* Written request
Gather all lines in the entries that include the word "name".
-- Material shown start --
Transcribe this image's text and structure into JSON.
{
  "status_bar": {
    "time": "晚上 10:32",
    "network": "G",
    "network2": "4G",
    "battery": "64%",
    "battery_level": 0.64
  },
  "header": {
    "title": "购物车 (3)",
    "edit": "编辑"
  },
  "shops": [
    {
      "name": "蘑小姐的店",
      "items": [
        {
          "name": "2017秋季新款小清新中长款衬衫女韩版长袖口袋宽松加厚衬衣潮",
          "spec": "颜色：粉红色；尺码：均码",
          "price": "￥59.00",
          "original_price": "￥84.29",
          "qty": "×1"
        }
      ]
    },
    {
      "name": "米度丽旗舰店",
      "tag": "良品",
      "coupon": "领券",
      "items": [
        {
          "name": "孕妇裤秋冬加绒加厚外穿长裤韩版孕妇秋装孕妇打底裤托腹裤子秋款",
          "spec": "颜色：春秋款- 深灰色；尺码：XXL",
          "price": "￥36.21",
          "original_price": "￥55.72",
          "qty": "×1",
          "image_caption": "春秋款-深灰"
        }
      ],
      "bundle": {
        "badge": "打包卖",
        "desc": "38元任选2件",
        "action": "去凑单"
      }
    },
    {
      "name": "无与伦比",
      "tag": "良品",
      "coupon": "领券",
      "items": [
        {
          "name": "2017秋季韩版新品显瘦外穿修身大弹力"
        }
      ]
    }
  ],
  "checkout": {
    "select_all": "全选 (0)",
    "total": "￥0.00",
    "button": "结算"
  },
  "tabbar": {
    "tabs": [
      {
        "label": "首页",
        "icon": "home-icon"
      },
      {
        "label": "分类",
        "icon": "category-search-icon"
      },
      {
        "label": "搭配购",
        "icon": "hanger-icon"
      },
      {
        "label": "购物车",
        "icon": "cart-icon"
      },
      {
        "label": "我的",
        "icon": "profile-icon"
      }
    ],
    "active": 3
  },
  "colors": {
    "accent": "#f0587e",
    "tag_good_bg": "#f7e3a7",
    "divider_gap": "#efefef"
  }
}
-- Material shown end --
* Output below
      "name": "蘑小姐的店",
          "name": "2017秋季新款小清新中长款衬衫女韩版长袖口袋宽松加厚衬衣潮",
      "name": "米度丽旗舰店",
          "name": "孕妇裤秋冬加绒加厚外穿长裤韩版孕妇秋装孕妇打底裤托腹裤子秋款",
      "name": "无与伦比",
          "name": "2017秋季韩版新品显瘦外穿修身大弹力"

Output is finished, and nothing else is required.